» **Problem to solve**
Gather all lines with the word "开拓创新意识" in them.

(Collected data)
+++

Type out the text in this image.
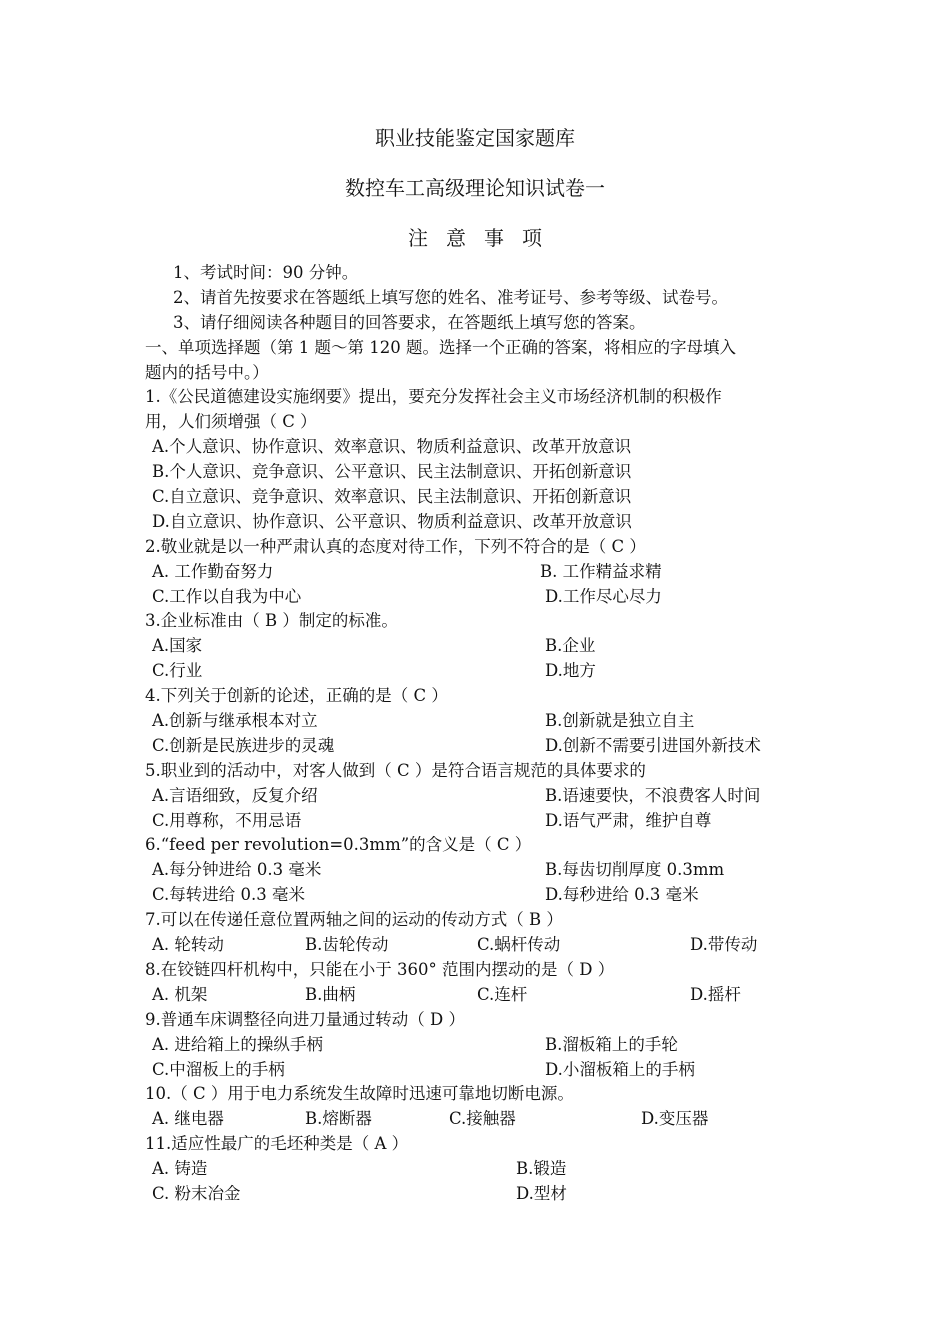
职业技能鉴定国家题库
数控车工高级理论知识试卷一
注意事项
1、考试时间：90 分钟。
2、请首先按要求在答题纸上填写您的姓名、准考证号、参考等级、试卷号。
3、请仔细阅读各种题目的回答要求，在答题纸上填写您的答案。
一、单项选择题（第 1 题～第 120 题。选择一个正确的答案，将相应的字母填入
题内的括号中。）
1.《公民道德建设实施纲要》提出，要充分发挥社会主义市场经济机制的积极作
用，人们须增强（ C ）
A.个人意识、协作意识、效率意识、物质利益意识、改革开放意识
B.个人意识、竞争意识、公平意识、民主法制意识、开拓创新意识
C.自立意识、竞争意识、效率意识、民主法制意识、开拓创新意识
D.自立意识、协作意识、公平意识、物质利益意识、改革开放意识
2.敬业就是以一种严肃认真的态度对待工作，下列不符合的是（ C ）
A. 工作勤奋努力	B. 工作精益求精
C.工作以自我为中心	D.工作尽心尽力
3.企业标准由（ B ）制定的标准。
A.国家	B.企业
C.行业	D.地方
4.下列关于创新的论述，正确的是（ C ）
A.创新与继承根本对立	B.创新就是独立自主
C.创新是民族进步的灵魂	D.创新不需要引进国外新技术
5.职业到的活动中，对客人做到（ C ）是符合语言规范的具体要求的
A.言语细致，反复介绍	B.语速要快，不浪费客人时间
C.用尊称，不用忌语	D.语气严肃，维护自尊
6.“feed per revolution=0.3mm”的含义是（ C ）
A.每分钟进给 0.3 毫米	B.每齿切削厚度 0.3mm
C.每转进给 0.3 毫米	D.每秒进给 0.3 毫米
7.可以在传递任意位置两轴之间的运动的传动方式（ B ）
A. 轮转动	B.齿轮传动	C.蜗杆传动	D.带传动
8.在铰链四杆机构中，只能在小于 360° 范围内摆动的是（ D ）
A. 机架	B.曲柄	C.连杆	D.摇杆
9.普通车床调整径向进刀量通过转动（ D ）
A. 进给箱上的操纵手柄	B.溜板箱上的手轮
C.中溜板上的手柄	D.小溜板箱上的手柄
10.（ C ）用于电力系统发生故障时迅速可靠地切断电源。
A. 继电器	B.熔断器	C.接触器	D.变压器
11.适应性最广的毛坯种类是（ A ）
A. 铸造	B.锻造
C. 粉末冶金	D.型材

+++

» **Solution to this exercise**
B.个人意识、竞争意识、公平意识、民主法制意识、开拓创新意识
C.自立意识、竞争意识、效率意识、民主法制意识、开拓创新意识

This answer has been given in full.